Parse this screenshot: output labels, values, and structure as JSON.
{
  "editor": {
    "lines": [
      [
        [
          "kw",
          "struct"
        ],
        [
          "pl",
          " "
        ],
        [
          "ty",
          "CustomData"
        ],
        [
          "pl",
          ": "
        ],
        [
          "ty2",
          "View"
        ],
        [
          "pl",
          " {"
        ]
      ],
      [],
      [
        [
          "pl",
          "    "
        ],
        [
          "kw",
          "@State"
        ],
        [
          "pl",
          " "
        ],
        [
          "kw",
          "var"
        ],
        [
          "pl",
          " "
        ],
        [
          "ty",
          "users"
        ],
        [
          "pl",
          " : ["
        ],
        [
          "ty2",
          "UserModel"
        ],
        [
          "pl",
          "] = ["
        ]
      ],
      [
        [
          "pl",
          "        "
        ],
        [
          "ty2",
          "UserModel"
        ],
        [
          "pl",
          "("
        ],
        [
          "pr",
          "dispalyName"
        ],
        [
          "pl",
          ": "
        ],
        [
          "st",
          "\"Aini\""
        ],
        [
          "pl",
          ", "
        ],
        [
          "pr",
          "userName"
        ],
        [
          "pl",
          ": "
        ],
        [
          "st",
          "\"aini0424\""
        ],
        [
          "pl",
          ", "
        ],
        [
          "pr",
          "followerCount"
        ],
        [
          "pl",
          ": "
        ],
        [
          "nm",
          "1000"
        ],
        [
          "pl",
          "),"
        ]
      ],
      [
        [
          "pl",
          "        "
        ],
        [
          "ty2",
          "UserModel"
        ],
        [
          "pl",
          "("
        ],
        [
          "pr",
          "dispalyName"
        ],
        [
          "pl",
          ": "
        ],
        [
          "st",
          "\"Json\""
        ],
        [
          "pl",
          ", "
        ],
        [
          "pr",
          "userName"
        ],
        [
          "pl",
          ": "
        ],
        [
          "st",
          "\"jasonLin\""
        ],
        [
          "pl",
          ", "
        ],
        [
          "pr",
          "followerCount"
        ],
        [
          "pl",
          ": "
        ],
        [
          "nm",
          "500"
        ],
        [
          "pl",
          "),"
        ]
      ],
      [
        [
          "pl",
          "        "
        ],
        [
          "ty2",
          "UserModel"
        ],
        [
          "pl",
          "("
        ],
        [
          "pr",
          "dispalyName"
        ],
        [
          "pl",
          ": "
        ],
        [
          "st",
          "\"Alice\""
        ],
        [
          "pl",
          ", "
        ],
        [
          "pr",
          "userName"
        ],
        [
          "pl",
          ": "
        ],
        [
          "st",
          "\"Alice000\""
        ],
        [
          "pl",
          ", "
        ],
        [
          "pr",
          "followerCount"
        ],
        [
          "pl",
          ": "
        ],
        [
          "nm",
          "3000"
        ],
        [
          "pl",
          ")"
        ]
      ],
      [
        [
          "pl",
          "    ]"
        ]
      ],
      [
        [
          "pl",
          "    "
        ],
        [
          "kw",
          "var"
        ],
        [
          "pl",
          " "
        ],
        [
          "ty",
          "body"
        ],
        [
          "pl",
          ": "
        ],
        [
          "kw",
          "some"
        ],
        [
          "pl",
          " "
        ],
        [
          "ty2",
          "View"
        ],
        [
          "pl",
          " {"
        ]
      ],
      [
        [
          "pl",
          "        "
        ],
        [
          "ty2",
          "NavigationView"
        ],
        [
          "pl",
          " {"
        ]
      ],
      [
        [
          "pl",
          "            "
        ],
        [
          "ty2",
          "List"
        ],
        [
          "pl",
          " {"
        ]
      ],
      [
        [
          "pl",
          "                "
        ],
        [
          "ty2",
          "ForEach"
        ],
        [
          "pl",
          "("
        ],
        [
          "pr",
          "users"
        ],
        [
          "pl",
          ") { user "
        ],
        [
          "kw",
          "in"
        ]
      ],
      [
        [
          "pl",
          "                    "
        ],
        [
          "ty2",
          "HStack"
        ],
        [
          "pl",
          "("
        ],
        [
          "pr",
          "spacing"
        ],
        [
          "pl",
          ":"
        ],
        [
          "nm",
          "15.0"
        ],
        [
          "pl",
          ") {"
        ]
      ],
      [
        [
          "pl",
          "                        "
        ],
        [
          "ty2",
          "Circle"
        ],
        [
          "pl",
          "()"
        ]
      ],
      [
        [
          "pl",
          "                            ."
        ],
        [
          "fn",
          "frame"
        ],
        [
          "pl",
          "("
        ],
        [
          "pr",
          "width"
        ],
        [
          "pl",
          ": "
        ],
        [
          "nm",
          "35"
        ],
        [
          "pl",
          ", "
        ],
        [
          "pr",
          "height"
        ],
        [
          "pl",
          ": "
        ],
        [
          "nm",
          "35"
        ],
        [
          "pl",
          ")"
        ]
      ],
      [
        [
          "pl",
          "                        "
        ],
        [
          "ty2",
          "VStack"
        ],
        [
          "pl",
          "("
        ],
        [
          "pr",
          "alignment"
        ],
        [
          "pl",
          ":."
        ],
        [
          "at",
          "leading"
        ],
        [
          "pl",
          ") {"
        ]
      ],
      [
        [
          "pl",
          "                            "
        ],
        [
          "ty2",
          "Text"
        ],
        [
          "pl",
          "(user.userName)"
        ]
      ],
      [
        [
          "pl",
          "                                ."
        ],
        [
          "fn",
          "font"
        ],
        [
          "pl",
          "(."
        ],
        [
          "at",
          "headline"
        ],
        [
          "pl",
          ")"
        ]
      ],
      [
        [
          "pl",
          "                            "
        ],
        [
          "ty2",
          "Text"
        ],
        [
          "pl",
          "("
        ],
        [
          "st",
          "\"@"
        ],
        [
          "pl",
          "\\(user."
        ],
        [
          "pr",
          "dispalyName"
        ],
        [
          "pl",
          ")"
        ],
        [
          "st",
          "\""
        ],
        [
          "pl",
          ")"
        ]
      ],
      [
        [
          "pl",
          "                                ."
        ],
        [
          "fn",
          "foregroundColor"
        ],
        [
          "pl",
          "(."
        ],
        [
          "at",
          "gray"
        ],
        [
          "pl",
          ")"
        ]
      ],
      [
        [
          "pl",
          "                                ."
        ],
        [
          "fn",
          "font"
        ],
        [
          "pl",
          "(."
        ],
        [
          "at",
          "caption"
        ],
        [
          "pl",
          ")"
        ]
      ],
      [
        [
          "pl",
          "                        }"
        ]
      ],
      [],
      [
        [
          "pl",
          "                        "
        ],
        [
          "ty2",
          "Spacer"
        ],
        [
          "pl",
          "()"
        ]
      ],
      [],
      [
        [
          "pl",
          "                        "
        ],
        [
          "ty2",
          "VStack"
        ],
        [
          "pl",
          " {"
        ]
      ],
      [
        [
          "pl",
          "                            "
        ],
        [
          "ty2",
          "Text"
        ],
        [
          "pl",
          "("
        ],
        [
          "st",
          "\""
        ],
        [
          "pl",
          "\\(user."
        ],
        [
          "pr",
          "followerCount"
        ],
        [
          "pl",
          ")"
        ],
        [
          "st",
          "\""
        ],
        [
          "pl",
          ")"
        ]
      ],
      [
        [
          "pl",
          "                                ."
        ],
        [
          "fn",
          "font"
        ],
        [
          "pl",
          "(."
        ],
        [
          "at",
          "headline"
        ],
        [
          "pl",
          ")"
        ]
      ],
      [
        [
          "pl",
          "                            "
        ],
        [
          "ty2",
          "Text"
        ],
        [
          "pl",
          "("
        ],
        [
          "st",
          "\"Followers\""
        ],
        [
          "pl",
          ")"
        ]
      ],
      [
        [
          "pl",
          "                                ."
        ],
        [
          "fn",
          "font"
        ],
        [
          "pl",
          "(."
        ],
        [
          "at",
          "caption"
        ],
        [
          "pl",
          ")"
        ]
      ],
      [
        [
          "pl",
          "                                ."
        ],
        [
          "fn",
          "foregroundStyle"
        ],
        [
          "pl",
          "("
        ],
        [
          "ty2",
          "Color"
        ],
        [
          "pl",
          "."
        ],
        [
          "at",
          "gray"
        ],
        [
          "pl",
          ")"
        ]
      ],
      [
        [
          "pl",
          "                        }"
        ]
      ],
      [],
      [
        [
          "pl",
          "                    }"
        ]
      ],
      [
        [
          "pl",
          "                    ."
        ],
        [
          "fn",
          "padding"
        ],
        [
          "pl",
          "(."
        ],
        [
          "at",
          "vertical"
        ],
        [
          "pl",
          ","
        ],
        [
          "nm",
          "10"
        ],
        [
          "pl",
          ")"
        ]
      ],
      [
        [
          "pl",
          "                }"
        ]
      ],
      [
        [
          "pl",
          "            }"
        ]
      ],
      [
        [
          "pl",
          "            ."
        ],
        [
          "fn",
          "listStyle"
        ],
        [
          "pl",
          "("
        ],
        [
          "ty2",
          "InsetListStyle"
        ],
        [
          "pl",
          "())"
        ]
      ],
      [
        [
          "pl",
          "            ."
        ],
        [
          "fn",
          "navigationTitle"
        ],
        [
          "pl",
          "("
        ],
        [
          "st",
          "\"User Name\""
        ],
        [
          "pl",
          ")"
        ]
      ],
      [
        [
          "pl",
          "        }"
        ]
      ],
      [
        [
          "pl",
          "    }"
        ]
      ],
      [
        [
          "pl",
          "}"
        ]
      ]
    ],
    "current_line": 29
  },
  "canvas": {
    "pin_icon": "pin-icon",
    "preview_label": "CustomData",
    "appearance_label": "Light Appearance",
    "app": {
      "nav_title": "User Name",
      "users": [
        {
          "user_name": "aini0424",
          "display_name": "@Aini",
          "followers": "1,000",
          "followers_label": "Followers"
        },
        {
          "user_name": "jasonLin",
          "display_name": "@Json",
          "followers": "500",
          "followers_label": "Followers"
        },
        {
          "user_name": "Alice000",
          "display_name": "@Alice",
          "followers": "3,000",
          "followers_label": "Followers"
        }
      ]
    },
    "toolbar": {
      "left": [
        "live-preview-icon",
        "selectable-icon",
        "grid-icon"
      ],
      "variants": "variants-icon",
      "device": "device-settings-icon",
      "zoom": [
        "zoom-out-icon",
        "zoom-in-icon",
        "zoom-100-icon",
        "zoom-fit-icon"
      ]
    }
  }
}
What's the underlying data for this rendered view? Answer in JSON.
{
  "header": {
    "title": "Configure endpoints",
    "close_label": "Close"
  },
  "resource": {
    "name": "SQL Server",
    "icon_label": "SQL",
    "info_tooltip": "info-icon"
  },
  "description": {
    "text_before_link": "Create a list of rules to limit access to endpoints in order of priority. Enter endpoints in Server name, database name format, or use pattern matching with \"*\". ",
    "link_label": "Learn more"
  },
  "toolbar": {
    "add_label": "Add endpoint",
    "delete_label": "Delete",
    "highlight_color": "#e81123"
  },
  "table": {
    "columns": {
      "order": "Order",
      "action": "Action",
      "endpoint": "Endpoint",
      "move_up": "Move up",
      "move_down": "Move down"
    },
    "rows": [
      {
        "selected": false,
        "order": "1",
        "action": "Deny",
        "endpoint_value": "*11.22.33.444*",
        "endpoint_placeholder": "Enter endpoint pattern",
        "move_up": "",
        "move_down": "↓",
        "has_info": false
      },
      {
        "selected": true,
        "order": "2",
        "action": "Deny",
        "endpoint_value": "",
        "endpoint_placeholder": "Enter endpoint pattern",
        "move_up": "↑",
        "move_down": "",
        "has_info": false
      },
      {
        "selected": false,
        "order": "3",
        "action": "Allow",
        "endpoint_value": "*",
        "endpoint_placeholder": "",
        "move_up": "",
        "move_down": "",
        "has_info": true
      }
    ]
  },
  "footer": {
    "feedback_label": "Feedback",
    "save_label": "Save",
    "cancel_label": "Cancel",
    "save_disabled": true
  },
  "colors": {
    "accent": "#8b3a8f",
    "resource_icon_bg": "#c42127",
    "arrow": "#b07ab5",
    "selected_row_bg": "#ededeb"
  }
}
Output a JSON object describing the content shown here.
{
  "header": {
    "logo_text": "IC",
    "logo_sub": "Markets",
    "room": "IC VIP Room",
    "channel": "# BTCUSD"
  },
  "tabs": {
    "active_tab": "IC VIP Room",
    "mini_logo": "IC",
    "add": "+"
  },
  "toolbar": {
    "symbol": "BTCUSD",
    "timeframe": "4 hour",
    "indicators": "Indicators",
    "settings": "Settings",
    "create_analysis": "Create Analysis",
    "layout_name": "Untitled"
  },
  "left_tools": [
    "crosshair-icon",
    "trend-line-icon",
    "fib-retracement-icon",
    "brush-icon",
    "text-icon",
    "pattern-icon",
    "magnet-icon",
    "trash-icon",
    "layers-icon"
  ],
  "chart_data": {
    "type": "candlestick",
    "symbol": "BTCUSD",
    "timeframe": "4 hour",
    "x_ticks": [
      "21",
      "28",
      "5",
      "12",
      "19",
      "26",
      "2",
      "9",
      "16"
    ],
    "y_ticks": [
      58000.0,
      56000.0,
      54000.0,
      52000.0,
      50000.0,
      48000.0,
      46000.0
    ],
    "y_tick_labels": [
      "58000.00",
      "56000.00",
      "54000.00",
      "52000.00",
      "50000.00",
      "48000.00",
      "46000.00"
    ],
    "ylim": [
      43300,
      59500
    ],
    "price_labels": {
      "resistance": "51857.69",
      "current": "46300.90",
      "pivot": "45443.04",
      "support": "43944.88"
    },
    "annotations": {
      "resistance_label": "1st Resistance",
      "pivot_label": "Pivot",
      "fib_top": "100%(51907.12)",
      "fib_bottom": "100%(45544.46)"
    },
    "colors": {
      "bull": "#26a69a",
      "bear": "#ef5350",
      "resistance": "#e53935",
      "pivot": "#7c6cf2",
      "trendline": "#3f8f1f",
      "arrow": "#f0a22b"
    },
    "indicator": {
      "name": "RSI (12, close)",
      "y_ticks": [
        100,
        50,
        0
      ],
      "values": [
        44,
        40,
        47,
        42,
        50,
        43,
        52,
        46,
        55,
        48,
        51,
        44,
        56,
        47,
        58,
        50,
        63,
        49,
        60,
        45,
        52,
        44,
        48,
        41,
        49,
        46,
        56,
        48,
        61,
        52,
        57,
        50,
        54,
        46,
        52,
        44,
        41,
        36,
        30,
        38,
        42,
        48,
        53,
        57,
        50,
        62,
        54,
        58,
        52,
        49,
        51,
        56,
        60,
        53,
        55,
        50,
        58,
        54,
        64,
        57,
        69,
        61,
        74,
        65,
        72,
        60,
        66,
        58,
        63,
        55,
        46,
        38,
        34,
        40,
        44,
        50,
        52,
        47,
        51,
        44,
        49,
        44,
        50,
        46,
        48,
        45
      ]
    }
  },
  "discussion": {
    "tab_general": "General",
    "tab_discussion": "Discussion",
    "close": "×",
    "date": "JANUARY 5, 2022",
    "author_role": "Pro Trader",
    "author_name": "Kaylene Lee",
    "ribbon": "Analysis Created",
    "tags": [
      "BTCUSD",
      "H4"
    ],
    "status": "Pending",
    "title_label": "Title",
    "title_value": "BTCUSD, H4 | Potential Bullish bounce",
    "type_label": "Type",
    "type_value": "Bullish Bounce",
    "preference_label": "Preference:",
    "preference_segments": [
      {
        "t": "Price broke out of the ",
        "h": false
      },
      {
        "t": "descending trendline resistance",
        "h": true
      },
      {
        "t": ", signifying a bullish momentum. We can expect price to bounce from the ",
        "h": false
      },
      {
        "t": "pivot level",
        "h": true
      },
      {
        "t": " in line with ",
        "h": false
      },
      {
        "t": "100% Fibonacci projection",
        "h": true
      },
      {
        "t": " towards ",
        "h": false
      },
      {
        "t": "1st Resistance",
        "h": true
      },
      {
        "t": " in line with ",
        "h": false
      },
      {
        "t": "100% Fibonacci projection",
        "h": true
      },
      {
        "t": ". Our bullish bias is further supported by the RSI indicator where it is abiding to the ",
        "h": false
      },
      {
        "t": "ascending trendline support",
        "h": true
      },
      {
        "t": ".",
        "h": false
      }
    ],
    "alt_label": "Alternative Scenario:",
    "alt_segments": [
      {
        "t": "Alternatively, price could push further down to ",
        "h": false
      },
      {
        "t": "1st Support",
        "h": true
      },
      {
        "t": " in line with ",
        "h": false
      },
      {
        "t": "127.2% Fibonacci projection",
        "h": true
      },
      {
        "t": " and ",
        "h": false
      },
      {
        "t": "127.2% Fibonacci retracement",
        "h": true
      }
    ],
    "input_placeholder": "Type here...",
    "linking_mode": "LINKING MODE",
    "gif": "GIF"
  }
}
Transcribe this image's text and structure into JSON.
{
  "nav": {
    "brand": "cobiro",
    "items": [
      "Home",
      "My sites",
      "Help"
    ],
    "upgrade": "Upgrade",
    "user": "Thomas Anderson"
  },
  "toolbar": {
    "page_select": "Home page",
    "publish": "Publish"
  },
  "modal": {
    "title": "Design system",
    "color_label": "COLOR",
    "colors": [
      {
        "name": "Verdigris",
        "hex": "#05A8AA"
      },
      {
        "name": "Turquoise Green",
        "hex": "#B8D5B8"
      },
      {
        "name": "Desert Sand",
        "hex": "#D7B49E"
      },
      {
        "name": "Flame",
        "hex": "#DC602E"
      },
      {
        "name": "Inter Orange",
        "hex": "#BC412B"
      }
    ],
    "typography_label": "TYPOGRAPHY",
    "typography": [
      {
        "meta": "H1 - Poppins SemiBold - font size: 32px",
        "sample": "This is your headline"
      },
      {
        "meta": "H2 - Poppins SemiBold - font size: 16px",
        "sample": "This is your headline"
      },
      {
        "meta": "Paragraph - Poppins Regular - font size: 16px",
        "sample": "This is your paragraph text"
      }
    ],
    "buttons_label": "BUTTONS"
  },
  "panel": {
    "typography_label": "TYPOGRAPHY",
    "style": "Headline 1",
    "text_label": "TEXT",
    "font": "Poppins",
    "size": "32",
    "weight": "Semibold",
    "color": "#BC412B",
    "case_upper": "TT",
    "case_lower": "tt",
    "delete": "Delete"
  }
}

• Stated goal
Scan the records above for the string "endpoints", then select every line that holds it.

• Solution for this problem
    "title": "Configure endpoints",
    "text_before_link": "Create a list of rules to limit access to endpoints in order of priority. Enter endpoints in Server name, database name format, or use pattern matching with \"*\". ",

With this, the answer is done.